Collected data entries
___
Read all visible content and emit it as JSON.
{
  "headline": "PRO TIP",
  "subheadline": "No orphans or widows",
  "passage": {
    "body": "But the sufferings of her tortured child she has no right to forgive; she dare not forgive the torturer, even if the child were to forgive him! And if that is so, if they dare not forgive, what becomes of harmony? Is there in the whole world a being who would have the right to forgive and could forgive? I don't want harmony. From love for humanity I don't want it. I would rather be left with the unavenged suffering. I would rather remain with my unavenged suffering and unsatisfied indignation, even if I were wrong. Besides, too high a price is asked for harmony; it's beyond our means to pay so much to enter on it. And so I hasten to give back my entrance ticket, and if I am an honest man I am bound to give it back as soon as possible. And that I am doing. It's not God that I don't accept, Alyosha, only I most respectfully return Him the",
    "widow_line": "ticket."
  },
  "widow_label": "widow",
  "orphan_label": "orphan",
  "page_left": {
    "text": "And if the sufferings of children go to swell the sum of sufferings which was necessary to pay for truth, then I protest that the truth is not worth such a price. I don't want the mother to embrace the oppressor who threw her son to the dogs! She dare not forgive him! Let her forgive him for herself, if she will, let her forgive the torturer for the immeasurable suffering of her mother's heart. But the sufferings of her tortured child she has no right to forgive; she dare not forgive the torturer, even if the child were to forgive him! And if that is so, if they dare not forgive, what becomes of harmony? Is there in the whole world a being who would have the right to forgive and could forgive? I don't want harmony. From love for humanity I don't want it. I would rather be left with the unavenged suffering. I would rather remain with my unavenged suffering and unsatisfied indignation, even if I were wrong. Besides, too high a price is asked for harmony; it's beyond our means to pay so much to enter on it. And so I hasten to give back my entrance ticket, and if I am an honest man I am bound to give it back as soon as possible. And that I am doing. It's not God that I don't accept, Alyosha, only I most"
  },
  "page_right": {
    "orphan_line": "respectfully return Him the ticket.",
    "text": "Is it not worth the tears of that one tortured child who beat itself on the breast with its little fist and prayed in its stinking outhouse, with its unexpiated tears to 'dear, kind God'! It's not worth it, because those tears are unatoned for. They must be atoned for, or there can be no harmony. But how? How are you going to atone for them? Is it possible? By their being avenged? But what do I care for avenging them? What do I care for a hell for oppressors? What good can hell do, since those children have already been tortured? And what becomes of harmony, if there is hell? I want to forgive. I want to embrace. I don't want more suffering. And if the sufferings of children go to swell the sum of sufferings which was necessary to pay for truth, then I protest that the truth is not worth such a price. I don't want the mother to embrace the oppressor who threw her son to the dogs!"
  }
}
___
▶ **Problem details**: Write every line of the material above again, exactly.

▶ **Response**:
Read all visible content and emit it as JSON.
{
  "headline": "PRO TIP",
  "subheadline": "No orphans or widows",
  "passage": {
    "body": "But the sufferings of her tortured child she has no right to forgive; she dare not forgive the torturer, even if the child were to forgive him! And if that is so, if they dare not forgive, what becomes of harmony? Is there in the whole world a being who would have the right to forgive and could forgive? I don't want harmony. From love for humanity I don't want it. I would rather be left with the unavenged suffering. I would rather remain with my unavenged suffering and unsatisfied indignation, even if I were wrong. Besides, too high a price is asked for harmony; it's beyond our means to pay so much to enter on it. And so I hasten to give back my entrance ticket, and if I am an honest man I am bound to give it back as soon as possible. And that I am doing. It's not God that I don't accept, Alyosha, only I most respectfully return Him the",
    "widow_line": "ticket."
  },
  "widow_label": "widow",
  "orphan_label": "orphan",
  "page_left": {
    "text": "And if the sufferings of children go to swell the sum of sufferings which was necessary to pay for truth, then I protest that the truth is not worth such a price. I don't want the mother to embrace the oppressor who threw her son to the dogs! She dare not forgive him! Let her forgive him for herself, if she will, let her forgive the torturer for the immeasurable suffering of her mother's heart. But the sufferings of her tortured child she has no right to forgive; she dare not forgive the torturer, even if the child were to forgive him! And if that is so, if they dare not forgive, what becomes of harmony? Is there in the whole world a being who would have the right to forgive and could forgive? I don't want harmony. From love for humanity I don't want it. I would rather be left with the unavenged suffering. I would rather remain with my unavenged suffering and unsatisfied indignation, even if I were wrong. Besides, too high a price is asked for harmony; it's beyond our means to pay so much to enter on it. And so I hasten to give back my entrance ticket, and if I am an honest man I am bound to give it back as soon as possible. And that I am doing. It's not God that I don't accept, Alyosha, only I most"
  },
  "page_right": {
    "orphan_line": "respectfully return Him the ticket.",
    "text": "Is it not worth the tears of that one tortured child who beat itself on the breast with its little fist and prayed in its stinking outhouse, with its unexpiated tears to 'dear, kind God'! It's not worth it, because those tears are unatoned for. They must be atoned for, or there can be no harmony. But how? How are you going to atone for them? Is it possible? By their being avenged? But what do I care for avenging them? What do I care for a hell for oppressors? What good can hell do, since those children have already been tortured? And what becomes of harmony, if there is hell? I want to forgive. I want to embrace. I don't want more suffering. And if the sufferings of children go to swell the sum of sufferings which was necessary to pay for truth, then I protest that the truth is not worth such a price. I don't want the mother to embrace the oppressor who threw her son to the dogs!"
  }
}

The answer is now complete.